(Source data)
******

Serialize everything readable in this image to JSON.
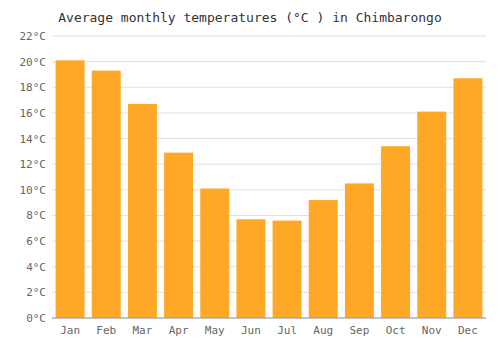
{
  "chart_data": {
    "type": "bar",
    "title": "Average monthly temperatures (°C ) in Chimbarongo",
    "categories": [
      "Jan",
      "Feb",
      "Mar",
      "Apr",
      "May",
      "Jun",
      "Jul",
      "Aug",
      "Sep",
      "Oct",
      "Nov",
      "Dec"
    ],
    "values": [
      20.1,
      19.3,
      16.7,
      12.9,
      10.1,
      7.7,
      7.6,
      9.2,
      10.5,
      13.4,
      16.1,
      18.7
    ],
    "color": "#FFA726",
    "ylim": [
      0,
      22
    ],
    "yticks": [
      {
        "value": 0,
        "label": "0°C"
      },
      {
        "value": 2,
        "label": "2°C"
      },
      {
        "value": 4,
        "label": "4°C"
      },
      {
        "value": 6,
        "label": "6°C"
      },
      {
        "value": 8,
        "label": "8°C"
      },
      {
        "value": 10,
        "label": "10°C"
      },
      {
        "value": 12,
        "label": "12°C"
      },
      {
        "value": 14,
        "label": "14°C"
      },
      {
        "value": 16,
        "label": "16°C"
      },
      {
        "value": 18,
        "label": "18°C"
      },
      {
        "value": 20,
        "label": "20°C"
      },
      {
        "value": 22,
        "label": "22°C"
      }
    ],
    "grid": true
  }
}
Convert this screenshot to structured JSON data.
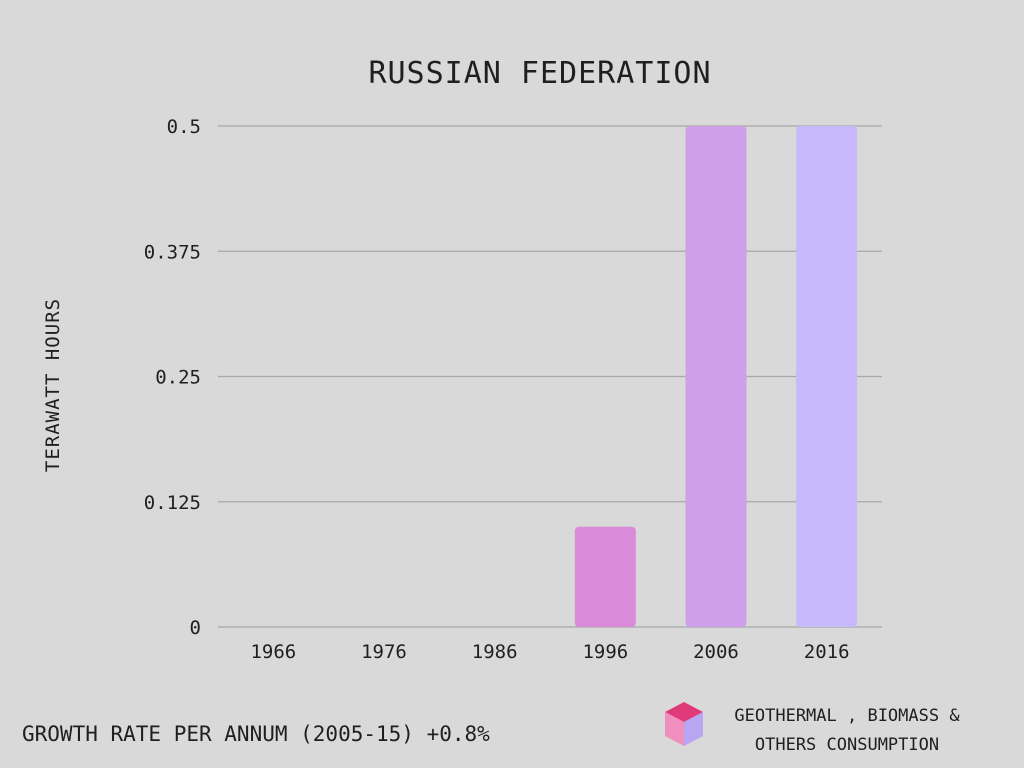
{
  "chart_data": {
    "type": "bar",
    "title": "RUSSIAN FEDERATION",
    "ylabel": "TERAWATT HOURS",
    "xlabel": "",
    "categories": [
      "1966",
      "1976",
      "1986",
      "1996",
      "2006",
      "2016"
    ],
    "values": [
      0,
      0,
      0,
      0.1,
      0.5,
      0.5
    ],
    "bar_colors": [
      "#d98ad8",
      "#d98ad8",
      "#d98ad8",
      "#d98ad8",
      "#cfa0e9",
      "#c7b9fb"
    ],
    "ylim": [
      0,
      0.5
    ],
    "yticks": [
      "0",
      "0.125",
      "0.25",
      "0.375",
      "0.5"
    ],
    "ytick_values": [
      0,
      0.125,
      0.25,
      0.375,
      0.5
    ],
    "grid": true,
    "legend": {
      "label": "GEOTHERMAL , BIOMASS & OTHERS CONSUMPTION",
      "placement": "bottom-right",
      "icon": "cube-icon",
      "icon_colors": [
        "#e13a7a",
        "#ef8fbd",
        "#b8a6f2"
      ]
    }
  },
  "footer": {
    "note": "GROWTH RATE PER ANNUM (2005-15) +0.8%"
  },
  "legend_text": {
    "line1": "GEOTHERMAL , BIOMASS &",
    "line2": "OTHERS CONSUMPTION"
  }
}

******

WRITTEN INSTRUCTION
Select the lines that carry the string "BIOMASS" and copy them.

FULL ANSWER
      "label": "GEOTHERMAL , BIOMASS & OTHERS CONSUMPTION",
    "line1": "GEOTHERMAL , BIOMASS &",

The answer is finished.